Start of Material for this exercise

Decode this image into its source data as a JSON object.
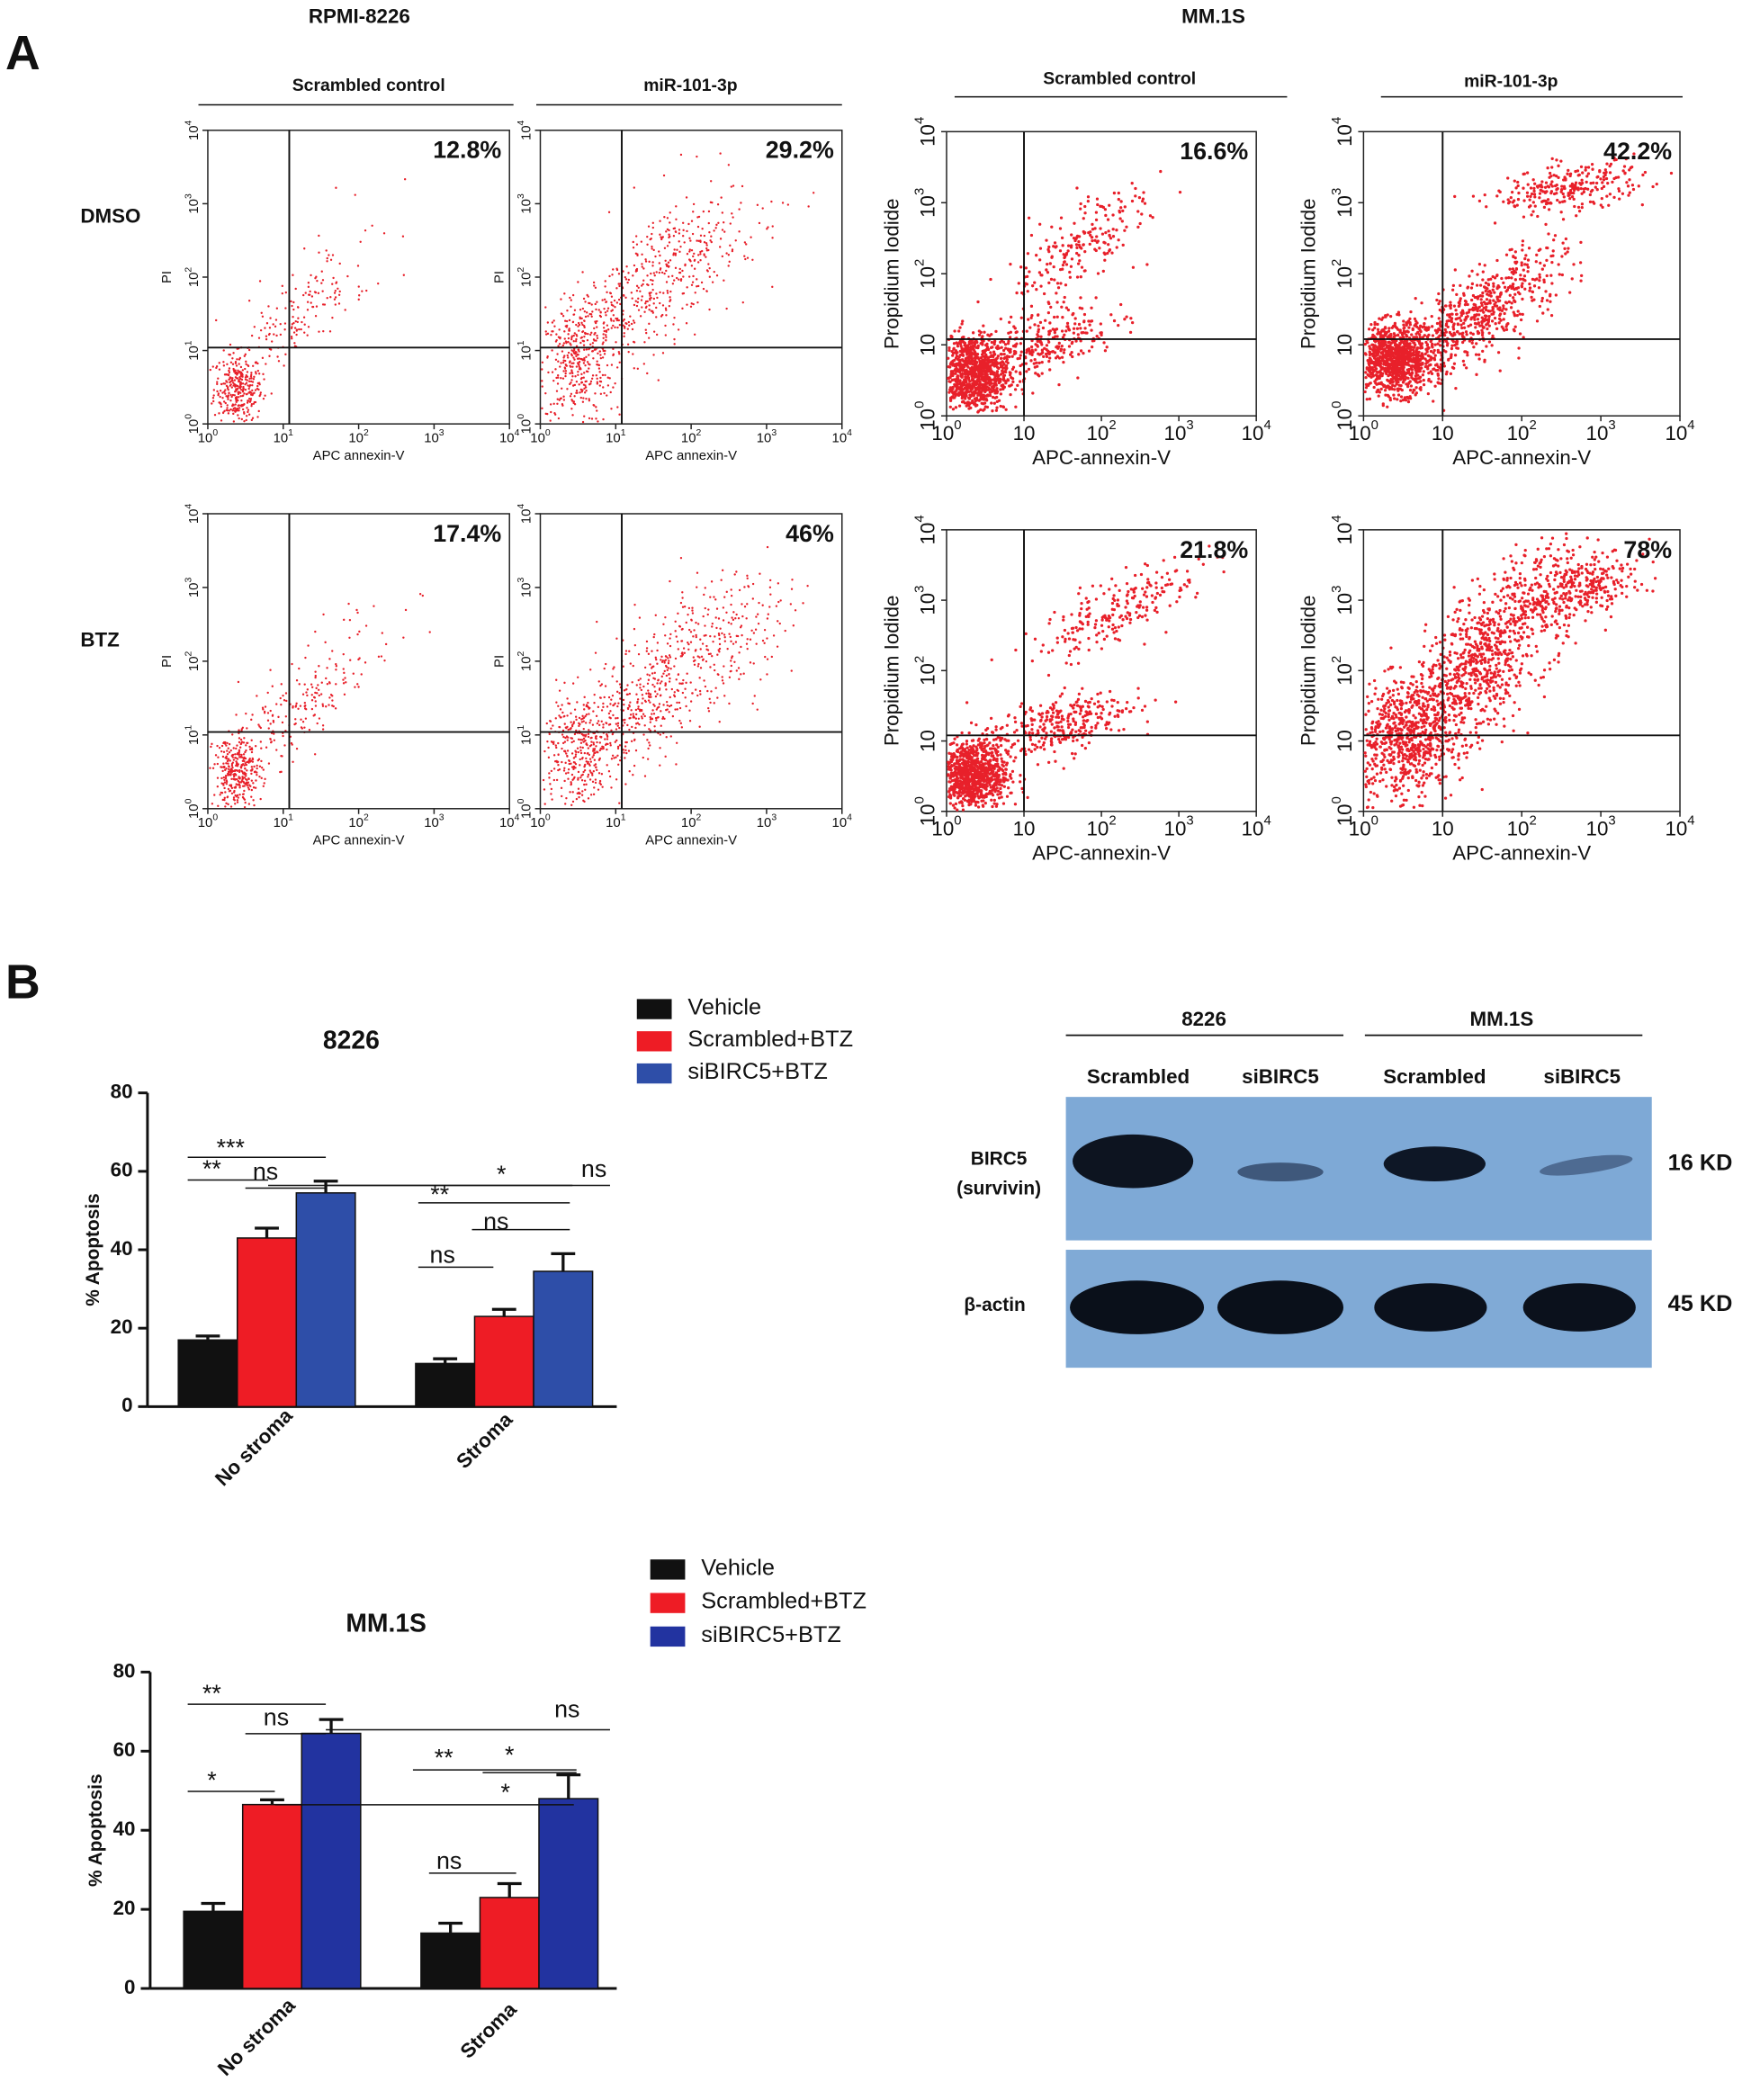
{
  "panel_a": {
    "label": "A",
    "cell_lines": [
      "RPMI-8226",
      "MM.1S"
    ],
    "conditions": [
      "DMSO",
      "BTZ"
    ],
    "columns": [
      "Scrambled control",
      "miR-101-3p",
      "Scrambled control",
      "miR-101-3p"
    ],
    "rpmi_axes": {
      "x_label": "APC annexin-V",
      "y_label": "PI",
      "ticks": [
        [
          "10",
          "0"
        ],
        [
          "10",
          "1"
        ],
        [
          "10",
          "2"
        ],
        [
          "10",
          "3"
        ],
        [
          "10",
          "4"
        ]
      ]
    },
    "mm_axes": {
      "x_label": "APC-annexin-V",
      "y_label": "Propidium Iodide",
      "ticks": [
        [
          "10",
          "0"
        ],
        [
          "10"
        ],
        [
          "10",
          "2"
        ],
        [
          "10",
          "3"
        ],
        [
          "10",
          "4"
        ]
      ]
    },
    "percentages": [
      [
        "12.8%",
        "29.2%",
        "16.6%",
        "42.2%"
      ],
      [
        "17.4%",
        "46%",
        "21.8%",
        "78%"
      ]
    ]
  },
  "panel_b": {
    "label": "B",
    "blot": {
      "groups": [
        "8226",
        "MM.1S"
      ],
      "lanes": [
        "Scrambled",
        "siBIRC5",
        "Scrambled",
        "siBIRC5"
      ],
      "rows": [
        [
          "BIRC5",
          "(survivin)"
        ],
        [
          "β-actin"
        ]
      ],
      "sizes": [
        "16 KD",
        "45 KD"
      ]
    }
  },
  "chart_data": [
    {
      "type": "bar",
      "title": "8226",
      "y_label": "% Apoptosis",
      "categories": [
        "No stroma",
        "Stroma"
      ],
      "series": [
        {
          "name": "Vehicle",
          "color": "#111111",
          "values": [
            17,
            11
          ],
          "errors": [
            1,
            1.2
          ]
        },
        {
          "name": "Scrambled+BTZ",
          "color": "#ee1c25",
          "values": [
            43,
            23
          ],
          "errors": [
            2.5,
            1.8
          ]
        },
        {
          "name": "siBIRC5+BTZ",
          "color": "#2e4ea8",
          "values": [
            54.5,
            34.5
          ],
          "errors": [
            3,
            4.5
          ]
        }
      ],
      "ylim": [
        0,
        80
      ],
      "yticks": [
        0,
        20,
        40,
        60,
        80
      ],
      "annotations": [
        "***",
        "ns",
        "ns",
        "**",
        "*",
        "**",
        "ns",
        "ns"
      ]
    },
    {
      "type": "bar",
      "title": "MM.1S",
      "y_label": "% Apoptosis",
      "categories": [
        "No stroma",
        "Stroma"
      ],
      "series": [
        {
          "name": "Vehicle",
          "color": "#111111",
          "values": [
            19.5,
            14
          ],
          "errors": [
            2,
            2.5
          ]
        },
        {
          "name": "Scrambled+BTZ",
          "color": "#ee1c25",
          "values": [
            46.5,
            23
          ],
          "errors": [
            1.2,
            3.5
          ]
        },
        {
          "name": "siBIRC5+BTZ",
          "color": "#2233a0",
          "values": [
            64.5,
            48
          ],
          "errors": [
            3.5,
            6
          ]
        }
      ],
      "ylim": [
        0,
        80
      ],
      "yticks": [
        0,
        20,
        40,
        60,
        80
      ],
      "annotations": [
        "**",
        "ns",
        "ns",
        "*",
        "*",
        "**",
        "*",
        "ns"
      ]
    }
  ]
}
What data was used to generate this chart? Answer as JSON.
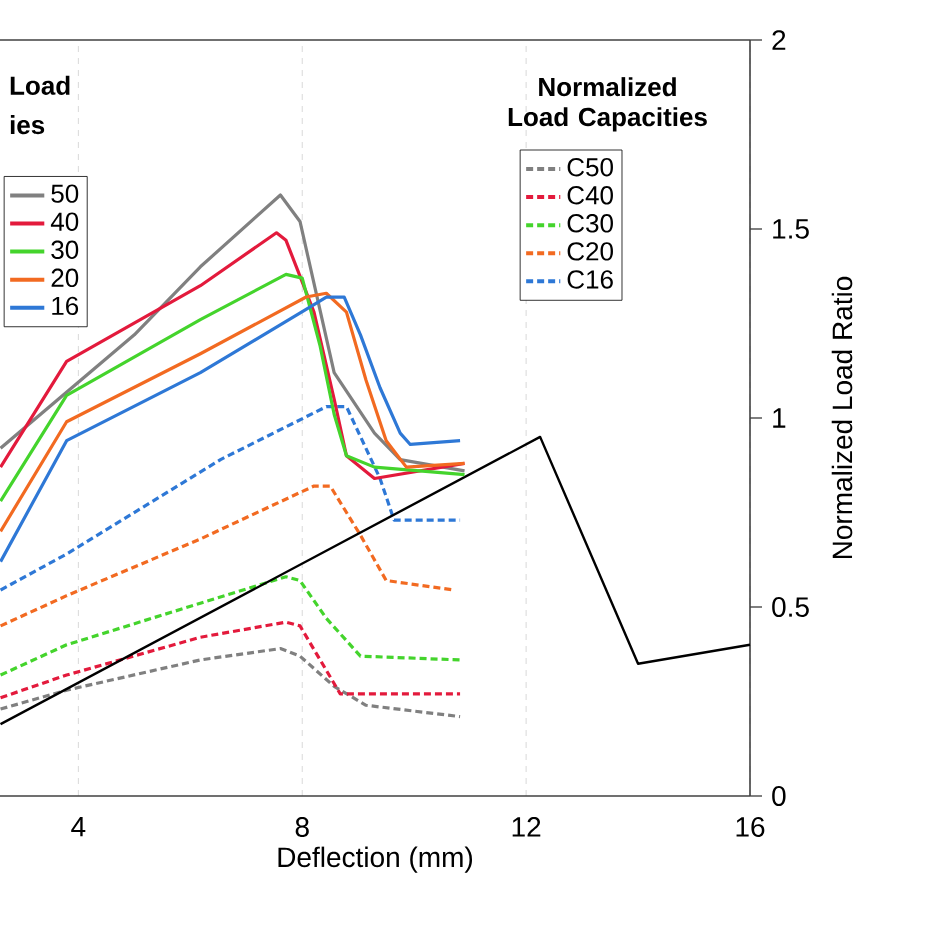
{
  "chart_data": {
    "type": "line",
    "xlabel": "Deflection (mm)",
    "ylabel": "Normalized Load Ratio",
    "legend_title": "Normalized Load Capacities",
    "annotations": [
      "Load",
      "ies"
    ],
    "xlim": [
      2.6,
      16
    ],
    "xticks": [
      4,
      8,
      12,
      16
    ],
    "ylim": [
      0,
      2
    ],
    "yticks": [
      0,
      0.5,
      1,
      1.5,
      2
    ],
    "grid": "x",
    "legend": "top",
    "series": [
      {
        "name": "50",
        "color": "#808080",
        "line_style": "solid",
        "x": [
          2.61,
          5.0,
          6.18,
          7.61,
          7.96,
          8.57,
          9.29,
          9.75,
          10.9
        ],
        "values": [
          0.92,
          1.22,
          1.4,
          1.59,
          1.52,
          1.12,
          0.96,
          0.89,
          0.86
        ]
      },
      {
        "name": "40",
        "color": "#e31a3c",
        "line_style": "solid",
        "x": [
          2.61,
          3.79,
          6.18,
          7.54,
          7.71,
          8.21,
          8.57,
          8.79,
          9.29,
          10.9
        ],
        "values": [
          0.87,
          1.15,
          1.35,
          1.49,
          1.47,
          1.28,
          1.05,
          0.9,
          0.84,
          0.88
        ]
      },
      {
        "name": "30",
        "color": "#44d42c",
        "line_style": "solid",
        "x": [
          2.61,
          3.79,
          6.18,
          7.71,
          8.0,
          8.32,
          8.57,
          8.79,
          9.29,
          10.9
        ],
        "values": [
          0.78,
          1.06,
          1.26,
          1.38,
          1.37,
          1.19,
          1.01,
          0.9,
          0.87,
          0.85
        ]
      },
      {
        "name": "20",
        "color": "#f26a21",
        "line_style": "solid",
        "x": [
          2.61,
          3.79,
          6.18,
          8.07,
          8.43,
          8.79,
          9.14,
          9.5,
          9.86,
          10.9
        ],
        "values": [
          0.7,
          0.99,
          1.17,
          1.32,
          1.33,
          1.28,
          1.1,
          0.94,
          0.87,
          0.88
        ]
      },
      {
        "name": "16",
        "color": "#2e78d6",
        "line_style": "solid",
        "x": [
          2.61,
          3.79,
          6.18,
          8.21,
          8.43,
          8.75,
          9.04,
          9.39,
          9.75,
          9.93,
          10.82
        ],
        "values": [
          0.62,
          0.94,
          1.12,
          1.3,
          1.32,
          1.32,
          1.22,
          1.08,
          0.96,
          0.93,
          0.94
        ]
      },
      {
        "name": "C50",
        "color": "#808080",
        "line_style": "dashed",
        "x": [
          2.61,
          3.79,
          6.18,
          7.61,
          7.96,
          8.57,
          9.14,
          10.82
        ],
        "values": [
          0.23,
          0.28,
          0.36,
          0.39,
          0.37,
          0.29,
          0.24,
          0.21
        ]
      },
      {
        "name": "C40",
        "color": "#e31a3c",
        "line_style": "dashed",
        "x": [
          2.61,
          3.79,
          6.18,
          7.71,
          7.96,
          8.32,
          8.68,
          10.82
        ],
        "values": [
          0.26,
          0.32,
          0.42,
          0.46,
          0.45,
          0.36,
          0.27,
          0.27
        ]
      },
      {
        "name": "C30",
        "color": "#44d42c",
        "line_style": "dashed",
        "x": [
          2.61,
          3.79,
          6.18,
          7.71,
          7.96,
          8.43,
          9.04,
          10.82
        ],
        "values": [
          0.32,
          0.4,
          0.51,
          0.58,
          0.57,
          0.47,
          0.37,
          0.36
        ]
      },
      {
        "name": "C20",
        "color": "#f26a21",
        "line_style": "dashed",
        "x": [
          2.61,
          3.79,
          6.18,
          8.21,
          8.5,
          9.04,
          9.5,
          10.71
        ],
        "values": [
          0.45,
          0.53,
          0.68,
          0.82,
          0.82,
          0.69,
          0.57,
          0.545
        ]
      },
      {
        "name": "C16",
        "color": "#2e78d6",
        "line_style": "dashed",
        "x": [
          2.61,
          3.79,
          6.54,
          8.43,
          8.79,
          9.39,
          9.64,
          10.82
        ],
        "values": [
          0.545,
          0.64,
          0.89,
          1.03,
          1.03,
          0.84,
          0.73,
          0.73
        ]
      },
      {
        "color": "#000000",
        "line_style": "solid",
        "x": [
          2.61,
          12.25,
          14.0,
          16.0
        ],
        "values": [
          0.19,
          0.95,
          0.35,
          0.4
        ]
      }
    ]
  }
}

End of Material for this exercise

■ **Goal**: In the data above, how many lines contain the string "JSON"? Answer with the number only.

■ **Task solution**: 2